--- begin MATERIAL PROVIDED ---

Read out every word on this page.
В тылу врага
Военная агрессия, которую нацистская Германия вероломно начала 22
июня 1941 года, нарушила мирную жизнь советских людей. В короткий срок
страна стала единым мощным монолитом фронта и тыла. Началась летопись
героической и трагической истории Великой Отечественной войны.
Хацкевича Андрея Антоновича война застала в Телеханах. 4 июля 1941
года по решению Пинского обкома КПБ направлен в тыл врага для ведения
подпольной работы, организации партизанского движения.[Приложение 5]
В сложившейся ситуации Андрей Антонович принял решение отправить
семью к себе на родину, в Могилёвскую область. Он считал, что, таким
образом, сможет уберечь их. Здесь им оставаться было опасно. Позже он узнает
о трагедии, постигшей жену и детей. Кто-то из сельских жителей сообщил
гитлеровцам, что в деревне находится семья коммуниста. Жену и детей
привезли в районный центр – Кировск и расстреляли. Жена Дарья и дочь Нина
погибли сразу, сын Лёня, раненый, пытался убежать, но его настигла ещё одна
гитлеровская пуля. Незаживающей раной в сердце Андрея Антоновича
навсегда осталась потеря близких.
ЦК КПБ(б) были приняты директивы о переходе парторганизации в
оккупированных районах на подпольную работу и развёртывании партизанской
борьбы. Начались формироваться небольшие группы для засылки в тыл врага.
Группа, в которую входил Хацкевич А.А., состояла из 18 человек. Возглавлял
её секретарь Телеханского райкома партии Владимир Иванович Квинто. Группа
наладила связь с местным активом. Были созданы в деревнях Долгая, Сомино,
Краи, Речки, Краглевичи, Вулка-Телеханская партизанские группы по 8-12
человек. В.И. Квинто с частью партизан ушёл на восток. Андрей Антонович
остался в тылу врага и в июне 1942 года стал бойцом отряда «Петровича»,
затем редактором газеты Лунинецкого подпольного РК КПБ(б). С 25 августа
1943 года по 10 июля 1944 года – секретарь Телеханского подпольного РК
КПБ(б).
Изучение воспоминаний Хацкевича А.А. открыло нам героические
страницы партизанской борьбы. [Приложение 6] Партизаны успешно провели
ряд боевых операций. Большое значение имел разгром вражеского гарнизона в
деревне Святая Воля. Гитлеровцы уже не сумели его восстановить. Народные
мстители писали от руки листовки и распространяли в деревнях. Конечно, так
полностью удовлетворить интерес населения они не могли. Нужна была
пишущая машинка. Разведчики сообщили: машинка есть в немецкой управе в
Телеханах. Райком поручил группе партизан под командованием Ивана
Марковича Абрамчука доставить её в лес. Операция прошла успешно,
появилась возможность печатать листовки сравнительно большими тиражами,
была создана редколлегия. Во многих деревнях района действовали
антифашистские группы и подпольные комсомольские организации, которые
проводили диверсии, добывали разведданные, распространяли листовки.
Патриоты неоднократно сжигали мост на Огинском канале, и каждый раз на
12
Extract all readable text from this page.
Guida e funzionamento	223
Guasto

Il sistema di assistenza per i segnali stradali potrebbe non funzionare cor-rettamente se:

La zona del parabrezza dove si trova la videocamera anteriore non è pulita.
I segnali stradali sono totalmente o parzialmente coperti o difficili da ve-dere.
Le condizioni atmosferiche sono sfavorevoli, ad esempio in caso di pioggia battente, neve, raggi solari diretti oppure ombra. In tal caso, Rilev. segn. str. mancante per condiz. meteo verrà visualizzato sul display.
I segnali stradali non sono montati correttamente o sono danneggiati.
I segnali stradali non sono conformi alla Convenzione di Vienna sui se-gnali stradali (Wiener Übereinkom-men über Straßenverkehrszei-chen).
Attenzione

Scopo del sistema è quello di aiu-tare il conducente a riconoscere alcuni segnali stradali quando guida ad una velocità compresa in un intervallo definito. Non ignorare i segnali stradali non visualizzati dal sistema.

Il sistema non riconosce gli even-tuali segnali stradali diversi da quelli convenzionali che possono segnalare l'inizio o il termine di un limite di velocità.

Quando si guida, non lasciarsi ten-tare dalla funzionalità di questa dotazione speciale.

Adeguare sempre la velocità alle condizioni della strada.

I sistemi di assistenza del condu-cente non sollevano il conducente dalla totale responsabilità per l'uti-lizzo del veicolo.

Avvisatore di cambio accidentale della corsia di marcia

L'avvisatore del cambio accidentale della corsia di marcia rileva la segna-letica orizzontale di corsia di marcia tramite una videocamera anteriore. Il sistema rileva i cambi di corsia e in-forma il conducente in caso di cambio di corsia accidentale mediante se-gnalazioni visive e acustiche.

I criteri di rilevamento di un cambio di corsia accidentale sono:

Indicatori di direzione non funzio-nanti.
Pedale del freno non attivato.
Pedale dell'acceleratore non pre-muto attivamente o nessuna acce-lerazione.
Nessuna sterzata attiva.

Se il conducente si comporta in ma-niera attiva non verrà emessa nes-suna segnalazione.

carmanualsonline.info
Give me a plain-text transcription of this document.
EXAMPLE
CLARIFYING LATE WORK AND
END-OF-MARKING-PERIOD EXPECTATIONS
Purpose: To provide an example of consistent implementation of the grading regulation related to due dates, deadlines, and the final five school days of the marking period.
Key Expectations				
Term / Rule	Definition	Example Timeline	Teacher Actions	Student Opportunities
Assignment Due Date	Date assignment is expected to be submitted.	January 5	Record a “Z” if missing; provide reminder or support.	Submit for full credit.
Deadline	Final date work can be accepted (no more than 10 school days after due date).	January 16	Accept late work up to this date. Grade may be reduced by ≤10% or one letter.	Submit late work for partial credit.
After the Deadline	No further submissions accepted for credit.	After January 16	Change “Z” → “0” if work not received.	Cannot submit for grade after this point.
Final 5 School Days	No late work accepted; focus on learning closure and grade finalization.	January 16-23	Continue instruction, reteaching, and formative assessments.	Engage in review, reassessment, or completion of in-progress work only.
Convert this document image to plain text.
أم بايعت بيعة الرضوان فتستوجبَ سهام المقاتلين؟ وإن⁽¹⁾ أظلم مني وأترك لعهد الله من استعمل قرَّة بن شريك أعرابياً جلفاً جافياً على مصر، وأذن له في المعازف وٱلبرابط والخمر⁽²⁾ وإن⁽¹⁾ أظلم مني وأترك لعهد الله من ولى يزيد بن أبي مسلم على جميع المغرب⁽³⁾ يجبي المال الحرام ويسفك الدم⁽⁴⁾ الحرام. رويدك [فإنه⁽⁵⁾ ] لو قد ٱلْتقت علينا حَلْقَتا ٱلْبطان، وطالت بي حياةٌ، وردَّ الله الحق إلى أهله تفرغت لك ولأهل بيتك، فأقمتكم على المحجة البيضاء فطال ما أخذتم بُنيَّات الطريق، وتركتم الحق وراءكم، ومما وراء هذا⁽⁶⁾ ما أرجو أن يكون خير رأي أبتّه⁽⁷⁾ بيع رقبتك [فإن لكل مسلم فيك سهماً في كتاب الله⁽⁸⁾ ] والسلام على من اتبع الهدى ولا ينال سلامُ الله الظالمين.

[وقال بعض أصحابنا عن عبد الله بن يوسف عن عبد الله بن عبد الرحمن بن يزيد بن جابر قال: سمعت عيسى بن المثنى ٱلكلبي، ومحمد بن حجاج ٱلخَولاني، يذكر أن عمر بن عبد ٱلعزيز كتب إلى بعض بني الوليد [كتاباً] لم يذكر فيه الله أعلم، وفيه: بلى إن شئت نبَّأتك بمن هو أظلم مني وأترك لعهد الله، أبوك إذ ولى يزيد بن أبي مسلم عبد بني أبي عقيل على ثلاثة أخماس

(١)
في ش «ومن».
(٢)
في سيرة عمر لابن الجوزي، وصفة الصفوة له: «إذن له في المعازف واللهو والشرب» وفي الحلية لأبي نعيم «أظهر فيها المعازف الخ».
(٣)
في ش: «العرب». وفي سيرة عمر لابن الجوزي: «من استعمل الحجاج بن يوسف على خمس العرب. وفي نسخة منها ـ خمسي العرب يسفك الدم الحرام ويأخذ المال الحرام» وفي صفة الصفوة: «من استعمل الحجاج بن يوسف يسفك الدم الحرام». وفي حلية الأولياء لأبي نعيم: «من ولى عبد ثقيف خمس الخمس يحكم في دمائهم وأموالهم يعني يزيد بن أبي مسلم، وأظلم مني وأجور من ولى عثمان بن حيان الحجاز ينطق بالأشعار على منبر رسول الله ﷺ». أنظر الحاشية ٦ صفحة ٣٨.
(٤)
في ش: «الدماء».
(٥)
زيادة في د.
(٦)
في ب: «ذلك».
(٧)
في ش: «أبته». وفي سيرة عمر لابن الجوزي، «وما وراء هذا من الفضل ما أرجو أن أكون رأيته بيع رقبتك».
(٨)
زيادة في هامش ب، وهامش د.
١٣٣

--- end MATERIAL PROVIDED ---

- EXERCISE INSTRUCTIONS
Show the lines of the records that contain the word "dalla".

- REPLY
Quando si guida, non lasciarsi ten-tare dalla funzionalità di questa dotazione speciale.
I sistemi di assistenza del condu-cente non sollevano il conducente dalla totale responsabilità per l'uti-lizzo del veicolo.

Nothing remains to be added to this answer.